Work request:
Even the shortest line counts, so transcribe all the data exactly.

Entries supplied:
##########
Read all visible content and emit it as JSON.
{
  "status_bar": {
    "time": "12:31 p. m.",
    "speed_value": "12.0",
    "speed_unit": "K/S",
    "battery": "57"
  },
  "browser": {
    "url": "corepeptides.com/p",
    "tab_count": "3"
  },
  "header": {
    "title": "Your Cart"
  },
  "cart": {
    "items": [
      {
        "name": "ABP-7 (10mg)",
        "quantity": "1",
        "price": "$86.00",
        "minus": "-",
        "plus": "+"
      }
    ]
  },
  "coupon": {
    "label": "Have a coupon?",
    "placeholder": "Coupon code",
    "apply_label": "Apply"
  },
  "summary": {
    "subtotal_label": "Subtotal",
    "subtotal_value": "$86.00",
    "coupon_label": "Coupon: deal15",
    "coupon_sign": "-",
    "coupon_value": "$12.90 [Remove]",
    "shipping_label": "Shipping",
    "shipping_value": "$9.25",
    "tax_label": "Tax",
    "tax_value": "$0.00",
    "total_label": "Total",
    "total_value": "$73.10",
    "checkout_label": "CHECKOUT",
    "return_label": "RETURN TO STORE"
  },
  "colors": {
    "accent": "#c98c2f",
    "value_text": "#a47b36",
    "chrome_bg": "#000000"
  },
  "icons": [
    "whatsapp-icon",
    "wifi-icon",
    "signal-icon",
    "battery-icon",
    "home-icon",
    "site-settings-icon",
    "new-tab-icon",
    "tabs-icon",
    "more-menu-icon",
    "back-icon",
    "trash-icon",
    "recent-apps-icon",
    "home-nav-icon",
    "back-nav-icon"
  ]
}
##########
Solution to this task:
Read all visible content and emit it as JSON.
{
  "status_bar": {
    "time": "12:31 p. m.",
    "speed_value": "12.0",
    "speed_unit": "K/S",
    "battery": "57"
  },
  "browser": {
    "url": "corepeptides.com/p",
    "tab_count": "3"
  },
  "header": {
    "title": "Your Cart"
  },
  "cart": {
    "items": [
      {
        "name": "ABP-7 (10mg)",
        "quantity": "1",
        "price": "$86.00",
        "minus": "-",
        "plus": "+"
      }
    ]
  },
  "coupon": {
    "label": "Have a coupon?",
    "placeholder": "Coupon code",
    "apply_label": "Apply"
  },
  "summary": {
    "subtotal_label": "Subtotal",
    "subtotal_value": "$86.00",
    "coupon_label": "Coupon: deal15",
    "coupon_sign": "-",
    "coupon_value": "$12.90 [Remove]",
    "shipping_label": "Shipping",
    "shipping_value": "$9.25",
    "tax_label": "Tax",
    "tax_value": "$0.00",
    "total_label": "Total",
    "total_value": "$73.10",
    "checkout_label": "CHECKOUT",
    "return_label": "RETURN TO STORE"
  },
  "colors": {
    "accent": "#c98c2f",
    "value_text": "#a47b36",
    "chrome_bg": "#000000"
  },
  "icons": [
    "whatsapp-icon",
    "wifi-icon",
    "signal-icon",
    "battery-icon",
    "home-icon",
    "site-settings-icon",
    "new-tab-icon",
    "tabs-icon",
    "more-menu-icon",
    "back-icon",
    "trash-icon",
    "recent-apps-icon",
    "home-nav-icon",
    "back-nav-icon"
  ]
}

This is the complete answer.